▶ **WORK TO DO**
Every line below is to be quoted exactly, with nothing added or dropped.

▶ **EXERCISE DATA**

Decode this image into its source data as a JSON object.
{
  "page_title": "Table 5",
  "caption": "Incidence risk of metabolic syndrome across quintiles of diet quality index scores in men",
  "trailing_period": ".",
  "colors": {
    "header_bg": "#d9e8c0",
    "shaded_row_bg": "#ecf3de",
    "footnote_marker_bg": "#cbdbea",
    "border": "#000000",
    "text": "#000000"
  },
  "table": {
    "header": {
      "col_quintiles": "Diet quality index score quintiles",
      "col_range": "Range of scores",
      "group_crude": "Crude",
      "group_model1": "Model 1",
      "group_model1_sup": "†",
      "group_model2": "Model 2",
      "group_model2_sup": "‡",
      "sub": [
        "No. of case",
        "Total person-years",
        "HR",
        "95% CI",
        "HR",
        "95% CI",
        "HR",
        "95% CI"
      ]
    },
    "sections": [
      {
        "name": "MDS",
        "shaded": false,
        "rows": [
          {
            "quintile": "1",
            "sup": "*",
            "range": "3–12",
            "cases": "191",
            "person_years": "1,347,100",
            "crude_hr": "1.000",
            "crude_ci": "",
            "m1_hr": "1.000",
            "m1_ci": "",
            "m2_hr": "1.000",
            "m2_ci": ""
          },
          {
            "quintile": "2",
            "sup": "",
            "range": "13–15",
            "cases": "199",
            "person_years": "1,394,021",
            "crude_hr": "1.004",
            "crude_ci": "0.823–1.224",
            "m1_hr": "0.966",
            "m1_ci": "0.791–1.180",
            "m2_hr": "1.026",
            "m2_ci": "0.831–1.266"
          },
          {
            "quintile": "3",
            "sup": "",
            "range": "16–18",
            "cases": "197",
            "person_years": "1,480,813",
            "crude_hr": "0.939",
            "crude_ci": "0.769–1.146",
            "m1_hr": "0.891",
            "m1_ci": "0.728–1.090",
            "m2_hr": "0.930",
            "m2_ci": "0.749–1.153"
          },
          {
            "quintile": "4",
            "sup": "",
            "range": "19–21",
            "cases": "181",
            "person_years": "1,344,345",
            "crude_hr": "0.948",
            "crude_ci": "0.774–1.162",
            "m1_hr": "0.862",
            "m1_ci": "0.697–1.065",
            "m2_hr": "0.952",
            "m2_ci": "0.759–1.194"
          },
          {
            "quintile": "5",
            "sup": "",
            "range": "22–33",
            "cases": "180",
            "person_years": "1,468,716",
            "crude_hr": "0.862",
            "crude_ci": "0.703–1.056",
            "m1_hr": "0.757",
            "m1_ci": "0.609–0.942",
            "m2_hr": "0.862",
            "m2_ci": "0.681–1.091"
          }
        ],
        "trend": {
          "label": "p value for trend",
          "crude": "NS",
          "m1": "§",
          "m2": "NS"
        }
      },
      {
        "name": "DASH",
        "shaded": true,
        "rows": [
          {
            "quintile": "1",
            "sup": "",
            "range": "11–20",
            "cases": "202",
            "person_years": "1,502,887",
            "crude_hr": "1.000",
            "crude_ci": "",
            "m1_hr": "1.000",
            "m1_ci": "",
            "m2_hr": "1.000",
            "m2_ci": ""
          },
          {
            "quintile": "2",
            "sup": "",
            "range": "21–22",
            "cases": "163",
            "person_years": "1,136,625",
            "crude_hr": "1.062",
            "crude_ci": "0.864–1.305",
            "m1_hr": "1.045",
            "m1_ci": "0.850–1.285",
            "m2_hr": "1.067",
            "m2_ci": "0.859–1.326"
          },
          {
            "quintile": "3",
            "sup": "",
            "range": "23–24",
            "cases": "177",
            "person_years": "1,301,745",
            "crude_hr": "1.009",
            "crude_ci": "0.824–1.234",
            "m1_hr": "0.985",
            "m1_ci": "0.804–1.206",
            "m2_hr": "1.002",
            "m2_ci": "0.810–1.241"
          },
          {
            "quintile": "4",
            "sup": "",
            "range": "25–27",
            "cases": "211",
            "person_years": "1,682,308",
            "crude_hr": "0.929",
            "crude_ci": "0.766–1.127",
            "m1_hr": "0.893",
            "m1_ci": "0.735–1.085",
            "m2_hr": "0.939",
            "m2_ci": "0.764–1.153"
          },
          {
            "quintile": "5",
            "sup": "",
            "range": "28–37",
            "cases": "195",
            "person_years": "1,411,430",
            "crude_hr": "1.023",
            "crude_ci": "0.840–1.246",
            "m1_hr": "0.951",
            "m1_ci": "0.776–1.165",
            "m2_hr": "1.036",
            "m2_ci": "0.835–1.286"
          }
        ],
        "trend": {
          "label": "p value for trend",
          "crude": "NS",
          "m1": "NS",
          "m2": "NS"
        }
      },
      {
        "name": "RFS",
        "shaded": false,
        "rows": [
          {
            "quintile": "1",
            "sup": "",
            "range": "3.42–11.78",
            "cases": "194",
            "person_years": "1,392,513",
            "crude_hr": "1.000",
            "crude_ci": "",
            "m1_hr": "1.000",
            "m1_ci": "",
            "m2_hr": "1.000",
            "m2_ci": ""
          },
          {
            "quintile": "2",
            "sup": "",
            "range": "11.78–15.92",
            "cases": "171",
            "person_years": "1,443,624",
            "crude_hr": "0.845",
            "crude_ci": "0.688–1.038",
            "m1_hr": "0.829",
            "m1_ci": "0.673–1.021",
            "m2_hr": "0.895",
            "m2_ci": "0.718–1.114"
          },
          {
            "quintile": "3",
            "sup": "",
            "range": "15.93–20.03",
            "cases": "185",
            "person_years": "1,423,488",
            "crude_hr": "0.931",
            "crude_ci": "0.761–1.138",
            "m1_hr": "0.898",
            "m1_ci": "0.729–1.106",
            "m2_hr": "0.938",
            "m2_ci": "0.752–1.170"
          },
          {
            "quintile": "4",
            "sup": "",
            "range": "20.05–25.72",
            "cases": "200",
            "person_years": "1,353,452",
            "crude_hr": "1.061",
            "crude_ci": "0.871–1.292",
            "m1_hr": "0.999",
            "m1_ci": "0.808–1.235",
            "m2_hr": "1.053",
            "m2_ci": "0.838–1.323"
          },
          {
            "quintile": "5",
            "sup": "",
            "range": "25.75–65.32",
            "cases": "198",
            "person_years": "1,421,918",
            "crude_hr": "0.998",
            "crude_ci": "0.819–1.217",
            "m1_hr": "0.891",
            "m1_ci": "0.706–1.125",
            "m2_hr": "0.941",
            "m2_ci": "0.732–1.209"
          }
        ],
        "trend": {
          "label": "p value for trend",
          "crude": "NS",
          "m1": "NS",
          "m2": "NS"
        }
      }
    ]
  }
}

▶ **EXERCISE OUTPUT**
Decode this image into its source data as a JSON object.
{
  "page_title": "Table 5",
  "caption": "Incidence risk of metabolic syndrome across quintiles of diet quality index scores in men",
  "trailing_period": ".",
  "colors": {
    "header_bg": "#d9e8c0",
    "shaded_row_bg": "#ecf3de",
    "footnote_marker_bg": "#cbdbea",
    "border": "#000000",
    "text": "#000000"
  },
  "table": {
    "header": {
      "col_quintiles": "Diet quality index score quintiles",
      "col_range": "Range of scores",
      "group_crude": "Crude",
      "group_model1": "Model 1",
      "group_model1_sup": "†",
      "group_model2": "Model 2",
      "group_model2_sup": "‡",
      "sub": [
        "No. of case",
        "Total person-years",
        "HR",
        "95% CI",
        "HR",
        "95% CI",
        "HR",
        "95% CI"
      ]
    },
    "sections": [
      {
        "name": "MDS",
        "shaded": false,
        "rows": [
          {
            "quintile": "1",
            "sup": "*",
            "range": "3–12",
            "cases": "191",
            "person_years": "1,347,100",
            "crude_hr": "1.000",
            "crude_ci": "",
            "m1_hr": "1.000",
            "m1_ci": "",
            "m2_hr": "1.000",
            "m2_ci": ""
          },
          {
            "quintile": "2",
            "sup": "",
            "range": "13–15",
            "cases": "199",
            "person_years": "1,394,021",
            "crude_hr": "1.004",
            "crude_ci": "0.823–1.224",
            "m1_hr": "0.966",
            "m1_ci": "0.791–1.180",
            "m2_hr": "1.026",
            "m2_ci": "0.831–1.266"
          },
          {
            "quintile": "3",
            "sup": "",
            "range": "16–18",
            "cases": "197",
            "person_years": "1,480,813",
            "crude_hr": "0.939",
            "crude_ci": "0.769–1.146",
            "m1_hr": "0.891",
            "m1_ci": "0.728–1.090",
            "m2_hr": "0.930",
            "m2_ci": "0.749–1.153"
          },
          {
            "quintile": "4",
            "sup": "",
            "range": "19–21",
            "cases": "181",
            "person_years": "1,344,345",
            "crude_hr": "0.948",
            "crude_ci": "0.774–1.162",
            "m1_hr": "0.862",
            "m1_ci": "0.697–1.065",
            "m2_hr": "0.952",
            "m2_ci": "0.759–1.194"
          },
          {
            "quintile": "5",
            "sup": "",
            "range": "22–33",
            "cases": "180",
            "person_years": "1,468,716",
            "crude_hr": "0.862",
            "crude_ci": "0.703–1.056",
            "m1_hr": "0.757",
            "m1_ci": "0.609–0.942",
            "m2_hr": "0.862",
            "m2_ci": "0.681–1.091"
          }
        ],
        "trend": {
          "label": "p value for trend",
          "crude": "NS",
          "m1": "§",
          "m2": "NS"
        }
      },
      {
        "name": "DASH",
        "shaded": true,
        "rows": [
          {
            "quintile": "1",
            "sup": "",
            "range": "11–20",
            "cases": "202",
            "person_years": "1,502,887",
            "crude_hr": "1.000",
            "crude_ci": "",
            "m1_hr": "1.000",
            "m1_ci": "",
            "m2_hr": "1.000",
            "m2_ci": ""
          },
          {
            "quintile": "2",
            "sup": "",
            "range": "21–22",
            "cases": "163",
            "person_years": "1,136,625",
            "crude_hr": "1.062",
            "crude_ci": "0.864–1.305",
            "m1_hr": "1.045",
            "m1_ci": "0.850–1.285",
            "m2_hr": "1.067",
            "m2_ci": "0.859–1.326"
          },
          {
            "quintile": "3",
            "sup": "",
            "range": "23–24",
            "cases": "177",
            "person_years": "1,301,745",
            "crude_hr": "1.009",
            "crude_ci": "0.824–1.234",
            "m1_hr": "0.985",
            "m1_ci": "0.804–1.206",
            "m2_hr": "1.002",
            "m2_ci": "0.810–1.241"
          },
          {
            "quintile": "4",
            "sup": "",
            "range": "25–27",
            "cases": "211",
            "person_years": "1,682,308",
            "crude_hr": "0.929",
            "crude_ci": "0.766–1.127",
            "m1_hr": "0.893",
            "m1_ci": "0.735–1.085",
            "m2_hr": "0.939",
            "m2_ci": "0.764–1.153"
          },
          {
            "quintile": "5",
            "sup": "",
            "range": "28–37",
            "cases": "195",
            "person_years": "1,411,430",
            "crude_hr": "1.023",
            "crude_ci": "0.840–1.246",
            "m1_hr": "0.951",
            "m1_ci": "0.776–1.165",
            "m2_hr": "1.036",
            "m2_ci": "0.835–1.286"
          }
        ],
        "trend": {
          "label": "p value for trend",
          "crude": "NS",
          "m1": "NS",
          "m2": "NS"
        }
      },
      {
        "name": "RFS",
        "shaded": false,
        "rows": [
          {
            "quintile": "1",
            "sup": "",
            "range": "3.42–11.78",
            "cases": "194",
            "person_years": "1,392,513",
            "crude_hr": "1.000",
            "crude_ci": "",
            "m1_hr": "1.000",
            "m1_ci": "",
            "m2_hr": "1.000",
            "m2_ci": ""
          },
          {
            "quintile": "2",
            "sup": "",
            "range": "11.78–15.92",
            "cases": "171",
            "person_years": "1,443,624",
            "crude_hr": "0.845",
            "crude_ci": "0.688–1.038",
            "m1_hr": "0.829",
            "m1_ci": "0.673–1.021",
            "m2_hr": "0.895",
            "m2_ci": "0.718–1.114"
          },
          {
            "quintile": "3",
            "sup": "",
            "range": "15.93–20.03",
            "cases": "185",
            "person_years": "1,423,488",
            "crude_hr": "0.931",
            "crude_ci": "0.761–1.138",
            "m1_hr": "0.898",
            "m1_ci": "0.729–1.106",
            "m2_hr": "0.938",
            "m2_ci": "0.752–1.170"
          },
          {
            "quintile": "4",
            "sup": "",
            "range": "20.05–25.72",
            "cases": "200",
            "person_years": "1,353,452",
            "crude_hr": "1.061",
            "crude_ci": "0.871–1.292",
            "m1_hr": "0.999",
            "m1_ci": "0.808–1.235",
            "m2_hr": "1.053",
            "m2_ci": "0.838–1.323"
          },
          {
            "quintile": "5",
            "sup": "",
            "range": "25.75–65.32",
            "cases": "198",
            "person_years": "1,421,918",
            "crude_hr": "0.998",
            "crude_ci": "0.819–1.217",
            "m1_hr": "0.891",
            "m1_ci": "0.706–1.125",
            "m2_hr": "0.941",
            "m2_ci": "0.732–1.209"
          }
        ],
        "trend": {
          "label": "p value for trend",
          "crude": "NS",
          "m1": "NS",
          "m2": "NS"
        }
      }
    ]
  }
}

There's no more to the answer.